William Bliss Hincks (1841–1903) was a Union Army soldier in the American Civil War who received the U.S. military's highest decoration, the Medal of Honor.

==Early life==
Hincks was born in 1841 in Bucksport, Maine. He moved to Bridgeport, Connecticut, as a boy. Described as a young man of scholastic aptitude and inclination, Hincks put his education on hold to enlist in the Civil War.

==Civil War military service==
In his regiment, he was said to be a man with strength of mind and purity of purpose, integrity of character, and frankness of manner who could not fail to influence his comrades and win their love and esteem.

Hincks enlisted as a private and rose quickly through the ranks of the regiment. On August 20, 1862, he mustered into "A" Co., Connecticut 14th Infantry as a private, promoted Sergeant in February 1863, Sergeant Major in June 1863, Adjutant in October 1863 and Major in April 1865. With the exception of a short tour on the brigade staff, Hincks was with the 14th through all its engagements. He was mustered out with his regiment on May 31, 1865, having been in service from Antietam to Appomattox with the 14th Connecticut Regiment.

==Medal of Honor==
Hincks was awarded the Medal of Honor for extraordinary heroism on July 3, 1863, while serving as a sergeant major with the 14th Connecticut Infantry Regiment, at the Battle of Gettysburg. His Medal of Honor was issued on December 1, 1864.

Citation:

The President of the United States of America, in the name of Congress, takes pleasure in presenting the Medal of Honor to Sergeant Major William B. Hincks, United States Army, for extraordinary heroism on 3 July 1863, while serving with 14th Connecticut Infantry, in action at Gettysburg, Pennsylvania. During the high-water mark of Pickett's charge on 3 July 1863 the colors of the 14th Tennessee Infantry C.S.A. were planted 50 yards in front of the center of Sergeant Major Hincks' regiment. There were no Confederates standing near it but several were lying down around it. Upon a call for volunteers by Major Ellis, commanding, to capture this flag, this soldier and two others leaped the wall. One companion was instantly shot. Sergeant Major Hincks outran his remaining companion running straight and swift for the colors amid a storm of shot. Swinging his saber over the prostrate Confederates and uttering a terrific yell, he seized the flag and hastily returned to his lines. The 14th Tennessee carried 12 battle honors on its flag. The devotion to duty shown by Sergeant Major Hincks gave encouragement to many of his comrades at a crucial moment of the battle.

[Extracted records]

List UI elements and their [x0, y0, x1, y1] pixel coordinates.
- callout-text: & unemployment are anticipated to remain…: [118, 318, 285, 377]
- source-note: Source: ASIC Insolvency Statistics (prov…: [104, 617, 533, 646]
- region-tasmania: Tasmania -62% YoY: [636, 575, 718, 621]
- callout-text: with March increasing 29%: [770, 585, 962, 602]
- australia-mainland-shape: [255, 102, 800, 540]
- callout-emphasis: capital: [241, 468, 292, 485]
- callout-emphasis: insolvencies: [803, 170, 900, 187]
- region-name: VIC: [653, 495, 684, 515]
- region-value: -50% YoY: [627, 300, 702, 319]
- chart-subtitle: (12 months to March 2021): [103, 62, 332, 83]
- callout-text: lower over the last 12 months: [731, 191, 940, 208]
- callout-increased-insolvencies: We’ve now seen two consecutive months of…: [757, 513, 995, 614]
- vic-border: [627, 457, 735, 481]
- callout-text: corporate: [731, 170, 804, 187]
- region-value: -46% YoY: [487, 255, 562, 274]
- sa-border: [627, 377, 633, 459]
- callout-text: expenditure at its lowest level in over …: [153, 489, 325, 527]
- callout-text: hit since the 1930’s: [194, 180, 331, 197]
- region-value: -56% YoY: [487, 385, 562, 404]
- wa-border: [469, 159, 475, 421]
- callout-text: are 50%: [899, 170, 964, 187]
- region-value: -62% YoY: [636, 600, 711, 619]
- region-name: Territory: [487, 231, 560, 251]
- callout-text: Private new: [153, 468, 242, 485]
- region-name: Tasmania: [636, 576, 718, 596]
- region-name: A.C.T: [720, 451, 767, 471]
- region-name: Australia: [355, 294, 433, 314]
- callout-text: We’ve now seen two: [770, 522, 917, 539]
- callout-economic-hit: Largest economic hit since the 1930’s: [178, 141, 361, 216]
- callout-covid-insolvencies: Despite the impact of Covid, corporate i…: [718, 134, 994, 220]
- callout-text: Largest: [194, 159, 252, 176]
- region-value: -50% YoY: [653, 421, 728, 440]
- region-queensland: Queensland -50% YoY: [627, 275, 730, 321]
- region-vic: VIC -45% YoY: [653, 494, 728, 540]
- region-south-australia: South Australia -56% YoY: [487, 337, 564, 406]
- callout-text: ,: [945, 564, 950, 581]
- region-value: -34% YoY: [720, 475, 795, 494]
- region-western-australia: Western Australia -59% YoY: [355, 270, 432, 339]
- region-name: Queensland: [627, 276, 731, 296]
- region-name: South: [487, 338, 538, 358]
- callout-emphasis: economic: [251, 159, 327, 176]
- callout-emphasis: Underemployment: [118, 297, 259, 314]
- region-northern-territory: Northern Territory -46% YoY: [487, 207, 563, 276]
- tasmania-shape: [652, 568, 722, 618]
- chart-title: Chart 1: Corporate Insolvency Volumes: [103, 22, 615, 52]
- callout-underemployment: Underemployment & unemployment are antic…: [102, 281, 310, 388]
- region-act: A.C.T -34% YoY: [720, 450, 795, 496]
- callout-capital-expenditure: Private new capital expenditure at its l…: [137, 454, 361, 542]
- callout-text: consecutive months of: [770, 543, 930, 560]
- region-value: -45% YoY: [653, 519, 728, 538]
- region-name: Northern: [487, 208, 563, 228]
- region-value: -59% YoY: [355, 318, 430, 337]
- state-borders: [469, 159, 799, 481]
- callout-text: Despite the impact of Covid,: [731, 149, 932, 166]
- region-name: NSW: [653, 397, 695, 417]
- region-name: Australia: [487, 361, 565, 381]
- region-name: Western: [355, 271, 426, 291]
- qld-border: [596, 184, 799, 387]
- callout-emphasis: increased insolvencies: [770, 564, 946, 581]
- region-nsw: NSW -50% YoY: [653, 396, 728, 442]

_Your objective_
Could you resume the article on William Bliss Hincks, picking up right after its final sentence?

_Answer space_
==Post war==
At the end of the war, Major Hincks returned to Bridgeport and became engaged in the mercantile business. He became known for careful and sound judgement and gained him a solid reputation as business advisor. He became custodian for many business trusts. As his business career continued to bloom, he also became vice-president and secretary of many business organizations in Bridgeport. For many years he was treasurer and secretary of the City Saving's Bank of Bridgeport. Hincks helped P.T. Barnum found the Barnum Museum and Bridgeport Hospital. He also wrote about local history.

He married Mary Louise Hart in 1866, and they had three sons. They lived in a house on Park Avenue and Prospect Streets that has since been demolished. He was a deacon in his church and involved in many community activities.

He died at the age of 62, on November 7, 1903, and was buried at the Mountain Grove Cemetery and Mausoleum in Bridgeport, Connecticut.

His son, William Thurston Hincks, was a lawyer who married Maud Morris, who was the vice president of the suffragist movement in Connecticut, and also the first woman in Connecticut to get a driver's license.